> Data entries

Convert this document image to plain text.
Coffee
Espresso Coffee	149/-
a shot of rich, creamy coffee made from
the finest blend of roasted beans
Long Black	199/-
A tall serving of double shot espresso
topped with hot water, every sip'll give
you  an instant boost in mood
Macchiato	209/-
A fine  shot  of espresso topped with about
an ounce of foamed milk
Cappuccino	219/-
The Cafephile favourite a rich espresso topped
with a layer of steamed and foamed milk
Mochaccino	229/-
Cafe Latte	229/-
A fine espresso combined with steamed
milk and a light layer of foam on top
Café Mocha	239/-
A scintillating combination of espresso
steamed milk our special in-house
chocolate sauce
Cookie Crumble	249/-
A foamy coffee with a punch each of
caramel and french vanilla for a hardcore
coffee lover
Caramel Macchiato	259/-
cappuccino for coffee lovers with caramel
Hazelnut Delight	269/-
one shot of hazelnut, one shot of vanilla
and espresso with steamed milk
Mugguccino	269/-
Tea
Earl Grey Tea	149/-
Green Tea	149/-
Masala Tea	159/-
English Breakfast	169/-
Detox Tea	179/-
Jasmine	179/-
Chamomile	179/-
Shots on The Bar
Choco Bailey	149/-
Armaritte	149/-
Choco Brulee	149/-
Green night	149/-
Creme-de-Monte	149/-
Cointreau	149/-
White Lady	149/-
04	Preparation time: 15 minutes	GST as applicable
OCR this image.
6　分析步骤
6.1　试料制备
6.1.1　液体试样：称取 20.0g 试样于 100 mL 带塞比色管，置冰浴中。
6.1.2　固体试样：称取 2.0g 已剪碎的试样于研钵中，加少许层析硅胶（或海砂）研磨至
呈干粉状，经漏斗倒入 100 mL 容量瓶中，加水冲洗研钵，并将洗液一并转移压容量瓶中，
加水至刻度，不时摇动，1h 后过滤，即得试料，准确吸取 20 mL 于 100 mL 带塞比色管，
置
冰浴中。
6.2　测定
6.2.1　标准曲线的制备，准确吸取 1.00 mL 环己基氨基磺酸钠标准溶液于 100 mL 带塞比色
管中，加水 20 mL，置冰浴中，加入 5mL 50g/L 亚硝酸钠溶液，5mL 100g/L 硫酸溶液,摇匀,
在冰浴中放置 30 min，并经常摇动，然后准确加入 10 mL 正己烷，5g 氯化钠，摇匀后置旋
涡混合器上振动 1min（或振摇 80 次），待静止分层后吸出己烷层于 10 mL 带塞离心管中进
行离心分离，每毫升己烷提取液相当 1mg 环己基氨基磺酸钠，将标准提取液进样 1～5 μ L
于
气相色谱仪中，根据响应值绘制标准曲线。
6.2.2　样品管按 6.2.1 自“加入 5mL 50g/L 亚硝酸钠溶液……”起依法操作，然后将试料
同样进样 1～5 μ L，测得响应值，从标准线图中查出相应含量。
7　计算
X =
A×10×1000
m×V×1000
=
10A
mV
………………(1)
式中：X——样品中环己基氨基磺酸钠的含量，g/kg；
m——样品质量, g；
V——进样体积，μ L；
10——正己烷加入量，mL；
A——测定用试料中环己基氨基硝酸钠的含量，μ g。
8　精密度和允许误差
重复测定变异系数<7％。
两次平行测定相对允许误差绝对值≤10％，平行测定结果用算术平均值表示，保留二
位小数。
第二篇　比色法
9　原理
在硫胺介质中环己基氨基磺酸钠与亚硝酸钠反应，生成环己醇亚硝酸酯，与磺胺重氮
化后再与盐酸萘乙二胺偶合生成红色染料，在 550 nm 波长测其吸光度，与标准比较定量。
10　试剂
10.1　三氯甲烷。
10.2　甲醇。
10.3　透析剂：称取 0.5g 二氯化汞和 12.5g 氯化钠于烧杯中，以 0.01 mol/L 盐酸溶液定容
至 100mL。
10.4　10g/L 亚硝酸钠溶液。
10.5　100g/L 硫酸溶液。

> What the task asks
Extract every entry above as it appears.

> Exercise solution
Convert this document image to plain text.
Coffee
Espresso Coffee	149/-
a shot of rich, creamy coffee made from
the finest blend of roasted beans
Long Black	199/-
A tall serving of double shot espresso
topped with hot water, every sip'll give
you  an instant boost in mood
Macchiato	209/-
A fine  shot  of espresso topped with about
an ounce of foamed milk
Cappuccino	219/-
The Cafephile favourite a rich espresso topped
with a layer of steamed and foamed milk
Mochaccino	229/-
Cafe Latte	229/-
A fine espresso combined with steamed
milk and a light layer of foam on top
Café Mocha	239/-
A scintillating combination of espresso
steamed milk our special in-house
chocolate sauce
Cookie Crumble	249/-
A foamy coffee with a punch each of
caramel and french vanilla for a hardcore
coffee lover
Caramel Macchiato	259/-
cappuccino for coffee lovers with caramel
Hazelnut Delight	269/-
one shot of hazelnut, one shot of vanilla
and espresso with steamed milk
Mugguccino	269/-
Tea
Earl Grey Tea	149/-
Green Tea	149/-
Masala Tea	159/-
English Breakfast	169/-
Detox Tea	179/-
Jasmine	179/-
Chamomile	179/-
Shots on The Bar
Choco Bailey	149/-
Armaritte	149/-
Choco Brulee	149/-
Green night	149/-
Creme-de-Monte	149/-
Cointreau	149/-
White Lady	149/-
04	Preparation time: 15 minutes	GST as applicable
OCR this image.
6　分析步骤
6.1　试料制备
6.1.1　液体试样：称取 20.0g 试样于 100 mL 带塞比色管，置冰浴中。
6.1.2　固体试样：称取 2.0g 已剪碎的试样于研钵中，加少许层析硅胶（或海砂）研磨至
呈干粉状，经漏斗倒入 100 mL 容量瓶中，加水冲洗研钵，并将洗液一并转移压容量瓶中，
加水至刻度，不时摇动，1h 后过滤，即得试料，准确吸取 20 mL 于 100 mL 带塞比色管，
置
冰浴中。
6.2　测定
6.2.1　标准曲线的制备，准确吸取 1.00 mL 环己基氨基磺酸钠标准溶液于 100 mL 带塞比色
管中，加水 20 mL，置冰浴中，加入 5mL 50g/L 亚硝酸钠溶液，5mL 100g/L 硫酸溶液,摇匀,
在冰浴中放置 30 min，并经常摇动，然后准确加入 10 mL 正己烷，5g 氯化钠，摇匀后置旋
涡混合器上振动 1min（或振摇 80 次），待静止分层后吸出己烷层于 10 mL 带塞离心管中进
行离心分离，每毫升己烷提取液相当 1mg 环己基氨基磺酸钠，将标准提取液进样 1～5 μ L
于
气相色谱仪中，根据响应值绘制标准曲线。
6.2.2　样品管按 6.2.1 自“加入 5mL 50g/L 亚硝酸钠溶液……”起依法操作，然后将试料
同样进样 1～5 μ L，测得响应值，从标准线图中查出相应含量。
7　计算
X =
A×10×1000
m×V×1000
=
10A
mV
………………(1)
式中：X——样品中环己基氨基磺酸钠的含量，g/kg；
m——样品质量, g；
V——进样体积，μ L；
10——正己烷加入量，mL；
A——测定用试料中环己基氨基硝酸钠的含量，μ g。
8　精密度和允许误差
重复测定变异系数<7％。
两次平行测定相对允许误差绝对值≤10％，平行测定结果用算术平均值表示，保留二
位小数。
第二篇　比色法
9　原理
在硫胺介质中环己基氨基磺酸钠与亚硝酸钠反应，生成环己醇亚硝酸酯，与磺胺重氮
化后再与盐酸萘乙二胺偶合生成红色染料，在 550 nm 波长测其吸光度，与标准比较定量。
10　试剂
10.1　三氯甲烷。
10.2　甲醇。
10.3　透析剂：称取 0.5g 二氯化汞和 12.5g 氯化钠于烧杯中，以 0.01 mol/L 盐酸溶液定容
至 100mL。
10.4　10g/L 亚硝酸钠溶液。
10.5　100g/L 硫酸溶液。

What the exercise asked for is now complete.